Goal
Skip the pictures and extract all of the lines exactly as written.

Material
_ _ _ _ _ _ _

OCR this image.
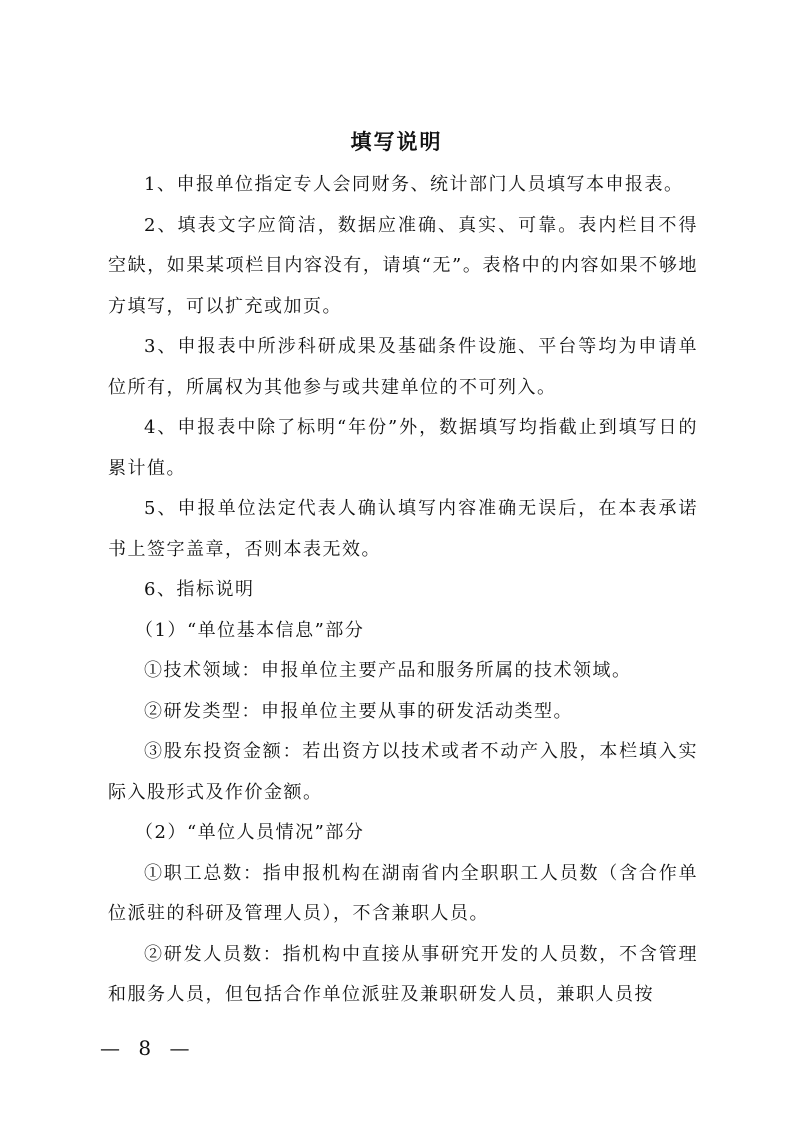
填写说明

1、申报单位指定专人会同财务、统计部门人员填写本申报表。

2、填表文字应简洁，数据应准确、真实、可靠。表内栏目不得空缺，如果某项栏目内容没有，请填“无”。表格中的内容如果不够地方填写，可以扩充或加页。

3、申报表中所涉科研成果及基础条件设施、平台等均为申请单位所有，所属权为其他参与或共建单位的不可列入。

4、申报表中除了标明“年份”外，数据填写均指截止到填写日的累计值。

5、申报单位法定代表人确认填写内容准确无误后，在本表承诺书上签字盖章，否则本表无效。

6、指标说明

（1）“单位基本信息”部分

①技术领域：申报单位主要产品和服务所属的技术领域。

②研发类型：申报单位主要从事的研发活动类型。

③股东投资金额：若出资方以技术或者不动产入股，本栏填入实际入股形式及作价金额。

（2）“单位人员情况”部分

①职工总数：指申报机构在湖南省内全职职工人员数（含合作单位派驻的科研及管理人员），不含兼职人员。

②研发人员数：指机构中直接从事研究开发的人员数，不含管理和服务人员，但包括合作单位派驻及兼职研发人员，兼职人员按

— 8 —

_ _ _ _ _ _ _

Answer to the problem
OCR this image.
填写说明

1、申报单位指定专人会同财务、统计部门人员填写本申报表。

2、填表文字应简洁，数据应准确、真实、可靠。表内栏目不得空缺，如果某项栏目内容没有，请填“无”。表格中的内容如果不够地方填写，可以扩充或加页。

3、申报表中所涉科研成果及基础条件设施、平台等均为申请单位所有，所属权为其他参与或共建单位的不可列入。

4、申报表中除了标明“年份”外，数据填写均指截止到填写日的累计值。

5、申报单位法定代表人确认填写内容准确无误后，在本表承诺书上签字盖章，否则本表无效。

6、指标说明

（1）“单位基本信息”部分

①技术领域：申报单位主要产品和服务所属的技术领域。

②研发类型：申报单位主要从事的研发活动类型。

③股东投资金额：若出资方以技术或者不动产入股，本栏填入实际入股形式及作价金额。

（2）“单位人员情况”部分

①职工总数：指申报机构在湖南省内全职职工人员数（含合作单位派驻的科研及管理人员），不含兼职人员。

②研发人员数：指机构中直接从事研究开发的人员数，不含管理和服务人员，但包括合作单位派驻及兼职研发人员，兼职人员按

— 8 —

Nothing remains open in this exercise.